◆ **DIRECTIVE**: Print each line of the records below word for word, changing or leaving out nothing.

◆ **AVAILABLE RECORDS**:
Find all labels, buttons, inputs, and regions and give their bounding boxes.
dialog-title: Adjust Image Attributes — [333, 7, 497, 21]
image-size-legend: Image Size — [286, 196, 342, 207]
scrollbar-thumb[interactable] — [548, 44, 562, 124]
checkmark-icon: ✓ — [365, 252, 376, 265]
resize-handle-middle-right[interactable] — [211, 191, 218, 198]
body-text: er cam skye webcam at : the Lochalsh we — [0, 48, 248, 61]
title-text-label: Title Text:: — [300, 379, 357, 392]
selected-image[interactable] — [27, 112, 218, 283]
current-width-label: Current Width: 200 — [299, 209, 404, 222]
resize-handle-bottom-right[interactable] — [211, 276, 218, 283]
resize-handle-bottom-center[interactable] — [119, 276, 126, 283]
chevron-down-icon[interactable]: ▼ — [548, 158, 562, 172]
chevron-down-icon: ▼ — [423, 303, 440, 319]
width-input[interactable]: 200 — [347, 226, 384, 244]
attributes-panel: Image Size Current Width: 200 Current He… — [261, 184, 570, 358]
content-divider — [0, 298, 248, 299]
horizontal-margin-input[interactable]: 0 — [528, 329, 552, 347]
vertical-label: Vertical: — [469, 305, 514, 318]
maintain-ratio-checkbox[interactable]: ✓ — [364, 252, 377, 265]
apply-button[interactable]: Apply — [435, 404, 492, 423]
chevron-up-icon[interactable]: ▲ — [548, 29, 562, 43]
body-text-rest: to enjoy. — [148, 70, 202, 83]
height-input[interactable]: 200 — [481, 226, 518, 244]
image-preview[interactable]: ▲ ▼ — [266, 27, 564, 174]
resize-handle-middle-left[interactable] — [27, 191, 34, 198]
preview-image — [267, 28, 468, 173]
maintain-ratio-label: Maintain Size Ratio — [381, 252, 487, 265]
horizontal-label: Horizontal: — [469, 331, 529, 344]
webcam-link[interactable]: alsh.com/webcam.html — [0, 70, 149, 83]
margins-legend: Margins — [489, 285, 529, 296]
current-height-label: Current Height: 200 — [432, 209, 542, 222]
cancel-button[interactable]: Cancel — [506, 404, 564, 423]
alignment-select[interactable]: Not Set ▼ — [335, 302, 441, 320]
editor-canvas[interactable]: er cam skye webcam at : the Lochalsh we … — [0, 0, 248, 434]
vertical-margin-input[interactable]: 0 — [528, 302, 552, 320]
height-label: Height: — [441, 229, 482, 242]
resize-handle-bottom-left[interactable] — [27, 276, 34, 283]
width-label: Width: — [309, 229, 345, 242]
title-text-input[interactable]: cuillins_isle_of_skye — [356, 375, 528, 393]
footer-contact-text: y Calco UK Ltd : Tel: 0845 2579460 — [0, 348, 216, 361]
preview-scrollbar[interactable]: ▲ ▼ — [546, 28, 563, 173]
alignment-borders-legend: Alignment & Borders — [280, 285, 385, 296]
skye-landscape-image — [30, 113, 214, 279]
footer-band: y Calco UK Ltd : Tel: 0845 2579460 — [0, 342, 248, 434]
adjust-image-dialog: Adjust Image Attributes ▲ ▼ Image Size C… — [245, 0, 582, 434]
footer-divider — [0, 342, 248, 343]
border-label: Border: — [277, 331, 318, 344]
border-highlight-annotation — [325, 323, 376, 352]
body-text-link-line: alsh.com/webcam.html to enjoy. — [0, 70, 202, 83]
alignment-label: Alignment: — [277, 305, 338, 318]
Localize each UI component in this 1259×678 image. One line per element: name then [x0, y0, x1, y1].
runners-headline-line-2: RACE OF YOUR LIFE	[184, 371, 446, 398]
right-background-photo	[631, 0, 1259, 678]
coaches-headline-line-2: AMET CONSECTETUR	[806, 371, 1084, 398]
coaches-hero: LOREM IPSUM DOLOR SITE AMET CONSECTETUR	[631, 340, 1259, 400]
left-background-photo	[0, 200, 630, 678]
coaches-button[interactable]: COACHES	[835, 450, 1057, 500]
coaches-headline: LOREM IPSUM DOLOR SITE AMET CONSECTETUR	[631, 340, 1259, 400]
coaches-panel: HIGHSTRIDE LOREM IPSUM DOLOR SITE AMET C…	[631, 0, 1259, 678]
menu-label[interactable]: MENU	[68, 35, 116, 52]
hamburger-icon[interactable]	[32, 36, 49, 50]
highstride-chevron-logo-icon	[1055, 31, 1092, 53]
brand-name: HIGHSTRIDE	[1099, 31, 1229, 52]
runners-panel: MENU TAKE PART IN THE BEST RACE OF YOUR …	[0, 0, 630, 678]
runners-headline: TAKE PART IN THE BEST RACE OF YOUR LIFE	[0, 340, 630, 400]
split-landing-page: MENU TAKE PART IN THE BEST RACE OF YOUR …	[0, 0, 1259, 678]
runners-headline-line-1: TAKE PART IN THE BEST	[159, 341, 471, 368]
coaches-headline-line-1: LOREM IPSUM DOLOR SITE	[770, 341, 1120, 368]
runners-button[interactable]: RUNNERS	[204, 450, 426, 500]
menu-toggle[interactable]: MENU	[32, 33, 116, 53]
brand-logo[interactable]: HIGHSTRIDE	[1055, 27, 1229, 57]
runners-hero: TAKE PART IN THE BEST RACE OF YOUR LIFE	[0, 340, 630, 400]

◆ **FINAL RESULT**:
Find all labels, buttons, inputs, and regions and give their bounding boxes.
dialog-title: Adjust Image Attributes — [333, 7, 497, 21]
image-size-legend: Image Size — [286, 196, 342, 207]
scrollbar-thumb[interactable] — [548, 44, 562, 124]
checkmark-icon: ✓ — [365, 252, 376, 265]
resize-handle-middle-right[interactable] — [211, 191, 218, 198]
body-text: er cam skye webcam at : the Lochalsh we — [0, 48, 248, 61]
title-text-label: Title Text:: — [300, 379, 357, 392]
selected-image[interactable] — [27, 112, 218, 283]
current-width-label: Current Width: 200 — [299, 209, 404, 222]
resize-handle-bottom-right[interactable] — [211, 276, 218, 283]
resize-handle-bottom-center[interactable] — [119, 276, 126, 283]
chevron-down-icon[interactable]: ▼ — [548, 158, 562, 172]
chevron-down-icon: ▼ — [423, 303, 440, 319]
width-input[interactable]: 200 — [347, 226, 384, 244]
attributes-panel: Image Size Current Width: 200 Current He… — [261, 184, 570, 358]
content-divider — [0, 298, 248, 299]
horizontal-margin-input[interactable]: 0 — [528, 329, 552, 347]
vertical-label: Vertical: — [469, 305, 514, 318]
maintain-ratio-checkbox[interactable]: ✓ — [364, 252, 377, 265]
apply-button[interactable]: Apply — [435, 404, 492, 423]
chevron-up-icon[interactable]: ▲ — [548, 29, 562, 43]
body-text-rest: to enjoy. — [148, 70, 202, 83]
height-input[interactable]: 200 — [481, 226, 518, 244]
image-preview[interactable]: ▲ ▼ — [266, 27, 564, 174]
resize-handle-middle-left[interactable] — [27, 191, 34, 198]
preview-image — [267, 28, 468, 173]
maintain-ratio-label: Maintain Size Ratio — [381, 252, 487, 265]
horizontal-label: Horizontal: — [469, 331, 529, 344]
webcam-link[interactable]: alsh.com/webcam.html — [0, 70, 149, 83]
margins-legend: Margins — [489, 285, 529, 296]
current-height-label: Current Height: 200 — [432, 209, 542, 222]
cancel-button[interactable]: Cancel — [506, 404, 564, 423]
alignment-select[interactable]: Not Set ▼ — [335, 302, 441, 320]
editor-canvas[interactable]: er cam skye webcam at : the Lochalsh we … — [0, 0, 248, 434]
vertical-margin-input[interactable]: 0 — [528, 302, 552, 320]
height-label: Height: — [441, 229, 482, 242]
resize-handle-bottom-left[interactable] — [27, 276, 34, 283]
width-label: Width: — [309, 229, 345, 242]
title-text-input[interactable]: cuillins_isle_of_skye — [356, 375, 528, 393]
footer-contact-text: y Calco UK Ltd : Tel: 0845 2579460 — [0, 348, 216, 361]
preview-scrollbar[interactable]: ▲ ▼ — [546, 28, 563, 173]
alignment-borders-legend: Alignment & Borders — [280, 285, 385, 296]
skye-landscape-image — [30, 113, 214, 279]
footer-band: y Calco UK Ltd : Tel: 0845 2579460 — [0, 342, 248, 434]
adjust-image-dialog: Adjust Image Attributes ▲ ▼ Image Size C… — [245, 0, 582, 434]
footer-divider — [0, 342, 248, 343]
border-label: Border: — [277, 331, 318, 344]
border-highlight-annotation — [325, 323, 376, 352]
body-text-link-line: alsh.com/webcam.html to enjoy. — [0, 70, 202, 83]
alignment-label: Alignment: — [277, 305, 338, 318]
Localize each UI component in this 1259×678 image. One line per element: name then [x0, y0, x1, y1].
runners-headline-line-2: RACE OF YOUR LIFE	[184, 371, 446, 398]
right-background-photo	[631, 0, 1259, 678]
coaches-headline-line-2: AMET CONSECTETUR	[806, 371, 1084, 398]
coaches-hero: LOREM IPSUM DOLOR SITE AMET CONSECTETUR	[631, 340, 1259, 400]
left-background-photo	[0, 200, 630, 678]
coaches-button[interactable]: COACHES	[835, 450, 1057, 500]
coaches-headline: LOREM IPSUM DOLOR SITE AMET CONSECTETUR	[631, 340, 1259, 400]
coaches-panel: HIGHSTRIDE LOREM IPSUM DOLOR SITE AMET C…	[631, 0, 1259, 678]
menu-label[interactable]: MENU	[68, 35, 116, 52]
hamburger-icon[interactable]	[32, 36, 49, 50]
highstride-chevron-logo-icon	[1055, 31, 1092, 53]
brand-name: HIGHSTRIDE	[1099, 31, 1229, 52]
runners-panel: MENU TAKE PART IN THE BEST RACE OF YOUR …	[0, 0, 630, 678]
runners-headline: TAKE PART IN THE BEST RACE OF YOUR LIFE	[0, 340, 630, 400]
split-landing-page: MENU TAKE PART IN THE BEST RACE OF YOUR …	[0, 0, 1259, 678]
runners-headline-line-1: TAKE PART IN THE BEST	[159, 341, 471, 368]
coaches-headline-line-1: LOREM IPSUM DOLOR SITE	[770, 341, 1120, 368]
runners-button[interactable]: RUNNERS	[204, 450, 426, 500]
menu-toggle[interactable]: MENU	[32, 33, 116, 53]
brand-logo[interactable]: HIGHSTRIDE	[1055, 27, 1229, 57]
runners-hero: TAKE PART IN THE BEST RACE OF YOUR LIFE	[0, 340, 630, 400]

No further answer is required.